#### [WRITTEN REQUEST]
Lines containing the string "content" are to be counted; report the number and nothing more.

#### [MATERIAL SUPPLIED]
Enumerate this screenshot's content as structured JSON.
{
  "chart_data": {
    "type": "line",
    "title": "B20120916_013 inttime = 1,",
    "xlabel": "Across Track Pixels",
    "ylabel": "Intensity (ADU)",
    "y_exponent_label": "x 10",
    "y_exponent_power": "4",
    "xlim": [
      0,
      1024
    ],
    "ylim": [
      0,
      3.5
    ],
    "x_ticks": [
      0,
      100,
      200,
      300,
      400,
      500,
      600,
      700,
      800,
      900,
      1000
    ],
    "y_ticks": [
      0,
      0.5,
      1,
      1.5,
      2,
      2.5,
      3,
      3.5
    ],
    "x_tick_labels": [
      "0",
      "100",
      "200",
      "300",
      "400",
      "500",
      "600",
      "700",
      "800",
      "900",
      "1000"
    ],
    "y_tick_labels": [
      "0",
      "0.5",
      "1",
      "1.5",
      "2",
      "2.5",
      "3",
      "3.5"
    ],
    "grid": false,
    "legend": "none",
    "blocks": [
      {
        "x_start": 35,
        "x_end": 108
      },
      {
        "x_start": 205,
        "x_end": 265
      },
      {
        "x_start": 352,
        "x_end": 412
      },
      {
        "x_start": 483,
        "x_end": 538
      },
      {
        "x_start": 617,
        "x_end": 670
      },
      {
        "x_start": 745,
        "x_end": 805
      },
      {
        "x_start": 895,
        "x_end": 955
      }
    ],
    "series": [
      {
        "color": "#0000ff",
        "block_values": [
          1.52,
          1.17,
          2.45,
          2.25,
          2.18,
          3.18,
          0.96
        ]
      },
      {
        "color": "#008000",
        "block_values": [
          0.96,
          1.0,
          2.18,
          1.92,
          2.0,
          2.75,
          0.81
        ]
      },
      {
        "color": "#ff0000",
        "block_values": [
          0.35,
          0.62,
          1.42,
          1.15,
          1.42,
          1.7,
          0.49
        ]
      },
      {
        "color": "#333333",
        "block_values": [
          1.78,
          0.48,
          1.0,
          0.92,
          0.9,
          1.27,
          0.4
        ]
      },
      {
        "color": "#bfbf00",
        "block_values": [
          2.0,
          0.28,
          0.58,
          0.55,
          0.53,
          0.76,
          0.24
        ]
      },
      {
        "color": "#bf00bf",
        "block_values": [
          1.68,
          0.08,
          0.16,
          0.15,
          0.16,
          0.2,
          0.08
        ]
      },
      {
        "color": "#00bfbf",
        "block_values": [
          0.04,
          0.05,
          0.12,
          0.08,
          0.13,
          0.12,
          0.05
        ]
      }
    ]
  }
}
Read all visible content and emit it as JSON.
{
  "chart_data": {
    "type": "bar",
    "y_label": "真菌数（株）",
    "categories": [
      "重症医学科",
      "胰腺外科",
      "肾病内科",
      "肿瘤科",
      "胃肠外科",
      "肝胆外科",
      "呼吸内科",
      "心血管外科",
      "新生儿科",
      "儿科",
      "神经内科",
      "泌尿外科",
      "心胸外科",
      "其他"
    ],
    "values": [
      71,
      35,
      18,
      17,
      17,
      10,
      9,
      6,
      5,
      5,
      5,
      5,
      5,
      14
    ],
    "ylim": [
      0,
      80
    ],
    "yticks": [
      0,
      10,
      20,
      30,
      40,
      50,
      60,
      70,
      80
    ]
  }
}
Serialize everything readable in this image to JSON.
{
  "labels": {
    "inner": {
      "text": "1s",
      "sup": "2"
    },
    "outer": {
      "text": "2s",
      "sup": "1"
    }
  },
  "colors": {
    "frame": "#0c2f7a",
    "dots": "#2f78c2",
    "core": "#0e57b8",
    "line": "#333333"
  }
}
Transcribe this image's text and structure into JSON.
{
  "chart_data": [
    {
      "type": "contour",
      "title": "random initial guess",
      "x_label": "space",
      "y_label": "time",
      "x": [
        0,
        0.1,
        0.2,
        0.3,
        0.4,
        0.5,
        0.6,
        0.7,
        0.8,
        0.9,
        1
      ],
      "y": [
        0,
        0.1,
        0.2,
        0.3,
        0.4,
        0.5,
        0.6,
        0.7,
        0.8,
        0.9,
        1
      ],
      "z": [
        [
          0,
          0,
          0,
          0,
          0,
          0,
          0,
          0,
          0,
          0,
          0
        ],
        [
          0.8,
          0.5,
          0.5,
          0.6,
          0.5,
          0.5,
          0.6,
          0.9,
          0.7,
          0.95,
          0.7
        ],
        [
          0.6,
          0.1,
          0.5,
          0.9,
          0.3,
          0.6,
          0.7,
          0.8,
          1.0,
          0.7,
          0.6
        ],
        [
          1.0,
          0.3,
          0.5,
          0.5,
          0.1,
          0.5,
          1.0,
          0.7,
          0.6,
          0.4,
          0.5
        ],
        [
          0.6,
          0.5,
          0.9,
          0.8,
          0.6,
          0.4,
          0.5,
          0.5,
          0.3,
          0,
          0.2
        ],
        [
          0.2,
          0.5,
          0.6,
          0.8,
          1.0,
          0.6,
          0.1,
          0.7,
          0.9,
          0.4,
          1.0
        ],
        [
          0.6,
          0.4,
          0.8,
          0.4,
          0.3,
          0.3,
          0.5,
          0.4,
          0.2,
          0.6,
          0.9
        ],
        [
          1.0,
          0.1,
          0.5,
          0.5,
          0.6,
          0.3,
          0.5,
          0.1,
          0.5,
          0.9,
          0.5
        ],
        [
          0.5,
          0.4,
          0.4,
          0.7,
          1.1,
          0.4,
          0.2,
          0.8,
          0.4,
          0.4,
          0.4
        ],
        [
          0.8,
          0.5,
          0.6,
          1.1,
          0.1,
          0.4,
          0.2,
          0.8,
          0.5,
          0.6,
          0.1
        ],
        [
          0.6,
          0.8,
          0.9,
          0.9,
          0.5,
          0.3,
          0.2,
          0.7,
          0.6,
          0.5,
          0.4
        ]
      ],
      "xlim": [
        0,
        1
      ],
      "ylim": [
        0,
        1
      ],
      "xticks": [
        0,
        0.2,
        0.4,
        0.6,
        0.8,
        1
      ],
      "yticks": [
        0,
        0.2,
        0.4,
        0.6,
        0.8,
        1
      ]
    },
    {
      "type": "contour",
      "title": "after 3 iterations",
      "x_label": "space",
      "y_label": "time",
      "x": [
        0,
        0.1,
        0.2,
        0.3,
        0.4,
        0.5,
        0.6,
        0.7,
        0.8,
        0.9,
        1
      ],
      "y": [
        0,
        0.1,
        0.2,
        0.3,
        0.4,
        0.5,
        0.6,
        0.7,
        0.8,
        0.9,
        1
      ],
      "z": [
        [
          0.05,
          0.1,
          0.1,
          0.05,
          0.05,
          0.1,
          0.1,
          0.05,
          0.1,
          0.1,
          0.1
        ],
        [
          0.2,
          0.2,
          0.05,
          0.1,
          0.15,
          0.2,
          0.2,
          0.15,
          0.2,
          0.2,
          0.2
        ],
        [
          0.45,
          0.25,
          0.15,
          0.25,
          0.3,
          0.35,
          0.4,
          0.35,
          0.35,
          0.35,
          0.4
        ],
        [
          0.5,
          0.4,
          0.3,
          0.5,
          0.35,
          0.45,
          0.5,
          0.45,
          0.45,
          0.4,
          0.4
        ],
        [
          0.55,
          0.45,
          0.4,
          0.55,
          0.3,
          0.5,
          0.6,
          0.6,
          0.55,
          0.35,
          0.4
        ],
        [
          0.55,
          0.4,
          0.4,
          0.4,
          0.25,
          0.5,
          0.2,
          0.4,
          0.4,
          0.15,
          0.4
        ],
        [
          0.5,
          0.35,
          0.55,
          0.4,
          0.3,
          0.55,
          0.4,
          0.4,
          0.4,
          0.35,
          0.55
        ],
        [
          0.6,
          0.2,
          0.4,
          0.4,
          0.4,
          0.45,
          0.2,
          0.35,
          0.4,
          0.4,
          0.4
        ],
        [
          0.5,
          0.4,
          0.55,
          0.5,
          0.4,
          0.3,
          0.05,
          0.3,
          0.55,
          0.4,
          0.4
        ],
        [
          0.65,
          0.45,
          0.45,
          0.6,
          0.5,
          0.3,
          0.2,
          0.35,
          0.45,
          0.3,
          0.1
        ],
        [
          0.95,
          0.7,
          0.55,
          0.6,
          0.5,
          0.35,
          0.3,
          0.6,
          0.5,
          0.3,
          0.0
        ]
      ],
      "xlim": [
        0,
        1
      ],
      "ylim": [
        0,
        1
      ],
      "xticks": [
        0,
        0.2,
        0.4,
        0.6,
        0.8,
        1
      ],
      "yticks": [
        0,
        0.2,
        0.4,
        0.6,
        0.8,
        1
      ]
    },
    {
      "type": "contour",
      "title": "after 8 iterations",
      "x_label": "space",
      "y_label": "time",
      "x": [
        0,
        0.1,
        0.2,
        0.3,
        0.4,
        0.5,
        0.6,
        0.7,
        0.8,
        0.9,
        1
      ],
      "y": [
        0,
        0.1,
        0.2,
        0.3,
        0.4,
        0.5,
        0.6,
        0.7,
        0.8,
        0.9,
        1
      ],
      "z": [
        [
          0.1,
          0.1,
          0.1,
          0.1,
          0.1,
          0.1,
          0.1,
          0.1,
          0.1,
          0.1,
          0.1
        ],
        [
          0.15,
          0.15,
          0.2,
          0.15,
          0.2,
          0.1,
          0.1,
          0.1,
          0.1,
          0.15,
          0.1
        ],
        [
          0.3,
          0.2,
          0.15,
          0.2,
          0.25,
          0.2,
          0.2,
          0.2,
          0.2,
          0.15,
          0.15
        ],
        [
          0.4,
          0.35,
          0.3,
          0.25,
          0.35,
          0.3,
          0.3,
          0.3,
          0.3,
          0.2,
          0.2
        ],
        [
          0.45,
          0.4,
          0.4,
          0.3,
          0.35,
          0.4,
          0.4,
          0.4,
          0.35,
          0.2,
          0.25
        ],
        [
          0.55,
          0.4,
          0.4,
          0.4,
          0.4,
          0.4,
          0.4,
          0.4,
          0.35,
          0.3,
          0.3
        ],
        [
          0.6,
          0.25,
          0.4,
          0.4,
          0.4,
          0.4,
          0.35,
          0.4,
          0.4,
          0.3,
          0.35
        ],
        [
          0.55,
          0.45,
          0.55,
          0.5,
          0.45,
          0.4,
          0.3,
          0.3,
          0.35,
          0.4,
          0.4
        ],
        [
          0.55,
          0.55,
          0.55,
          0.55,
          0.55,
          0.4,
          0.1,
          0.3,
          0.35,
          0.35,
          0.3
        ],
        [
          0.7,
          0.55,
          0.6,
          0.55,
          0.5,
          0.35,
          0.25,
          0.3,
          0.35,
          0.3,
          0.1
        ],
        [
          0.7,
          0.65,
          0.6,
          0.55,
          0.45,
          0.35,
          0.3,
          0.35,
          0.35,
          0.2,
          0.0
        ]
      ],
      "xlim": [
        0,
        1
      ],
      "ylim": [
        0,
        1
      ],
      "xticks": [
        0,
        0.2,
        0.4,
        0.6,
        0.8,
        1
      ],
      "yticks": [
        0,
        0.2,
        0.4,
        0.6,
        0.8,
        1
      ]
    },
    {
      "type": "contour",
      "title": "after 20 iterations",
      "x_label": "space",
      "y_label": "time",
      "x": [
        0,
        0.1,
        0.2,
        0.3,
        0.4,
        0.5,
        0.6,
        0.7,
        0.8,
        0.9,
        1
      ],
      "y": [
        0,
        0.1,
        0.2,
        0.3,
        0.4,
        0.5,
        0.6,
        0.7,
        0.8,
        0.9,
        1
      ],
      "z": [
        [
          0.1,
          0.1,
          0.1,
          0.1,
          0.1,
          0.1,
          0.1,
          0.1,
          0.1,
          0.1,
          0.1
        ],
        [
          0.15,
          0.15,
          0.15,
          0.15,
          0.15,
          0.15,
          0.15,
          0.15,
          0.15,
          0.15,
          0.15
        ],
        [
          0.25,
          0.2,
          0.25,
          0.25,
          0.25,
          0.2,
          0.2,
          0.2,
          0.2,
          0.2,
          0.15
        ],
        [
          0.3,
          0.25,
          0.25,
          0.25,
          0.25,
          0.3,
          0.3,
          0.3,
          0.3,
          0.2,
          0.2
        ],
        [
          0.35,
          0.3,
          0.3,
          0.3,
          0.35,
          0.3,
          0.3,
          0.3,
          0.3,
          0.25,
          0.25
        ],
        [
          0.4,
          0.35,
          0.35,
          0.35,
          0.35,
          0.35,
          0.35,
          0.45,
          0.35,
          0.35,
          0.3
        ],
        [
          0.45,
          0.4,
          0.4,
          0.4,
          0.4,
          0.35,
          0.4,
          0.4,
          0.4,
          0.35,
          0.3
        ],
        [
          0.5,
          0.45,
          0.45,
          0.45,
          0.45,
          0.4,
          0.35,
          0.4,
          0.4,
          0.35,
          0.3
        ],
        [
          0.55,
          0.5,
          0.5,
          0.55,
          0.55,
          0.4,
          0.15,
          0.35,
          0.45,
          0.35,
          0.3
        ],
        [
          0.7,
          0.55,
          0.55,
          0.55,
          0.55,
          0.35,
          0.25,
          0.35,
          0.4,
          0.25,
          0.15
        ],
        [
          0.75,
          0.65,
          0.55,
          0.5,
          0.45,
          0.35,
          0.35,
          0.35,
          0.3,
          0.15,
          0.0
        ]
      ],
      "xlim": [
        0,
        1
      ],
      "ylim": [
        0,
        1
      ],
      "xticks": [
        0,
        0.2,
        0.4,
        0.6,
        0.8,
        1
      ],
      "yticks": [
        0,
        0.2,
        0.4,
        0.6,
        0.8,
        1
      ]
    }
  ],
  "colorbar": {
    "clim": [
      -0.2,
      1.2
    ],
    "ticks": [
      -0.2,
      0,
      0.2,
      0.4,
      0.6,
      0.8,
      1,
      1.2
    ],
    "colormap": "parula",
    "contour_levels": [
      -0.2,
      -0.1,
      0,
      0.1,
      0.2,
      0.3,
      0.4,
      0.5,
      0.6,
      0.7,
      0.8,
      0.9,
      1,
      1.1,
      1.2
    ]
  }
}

#### [SOLUTION TO THE PROBLEM]
2